**** Dataset excerpts

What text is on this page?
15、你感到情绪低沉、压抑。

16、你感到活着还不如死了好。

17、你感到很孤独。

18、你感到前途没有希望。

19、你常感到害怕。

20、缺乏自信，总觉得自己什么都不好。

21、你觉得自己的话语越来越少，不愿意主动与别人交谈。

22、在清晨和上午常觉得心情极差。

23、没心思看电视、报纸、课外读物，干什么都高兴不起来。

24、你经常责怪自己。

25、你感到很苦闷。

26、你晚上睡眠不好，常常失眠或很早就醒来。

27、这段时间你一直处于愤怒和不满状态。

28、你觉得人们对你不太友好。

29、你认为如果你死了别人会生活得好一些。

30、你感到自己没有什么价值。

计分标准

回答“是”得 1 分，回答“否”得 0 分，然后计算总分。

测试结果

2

********

** Your task **
Every entry needs to be retyped exactly.

** Result of this task **
What text is on this page?
15、你感到情绪低沉、压抑。

16、你感到活着还不如死了好。

17、你感到很孤独。

18、你感到前途没有希望。

19、你常感到害怕。

20、缺乏自信，总觉得自己什么都不好。

21、你觉得自己的话语越来越少，不愿意主动与别人交谈。

22、在清晨和上午常觉得心情极差。

23、没心思看电视、报纸、课外读物，干什么都高兴不起来。

24、你经常责怪自己。

25、你感到很苦闷。

26、你晚上睡眠不好，常常失眠或很早就醒来。

27、这段时间你一直处于愤怒和不满状态。

28、你觉得人们对你不太友好。

29、你认为如果你死了别人会生活得好一些。

30、你感到自己没有什么价值。

计分标准

回答“是”得 1 分，回答“否”得 0 分，然后计算总分。

测试结果

2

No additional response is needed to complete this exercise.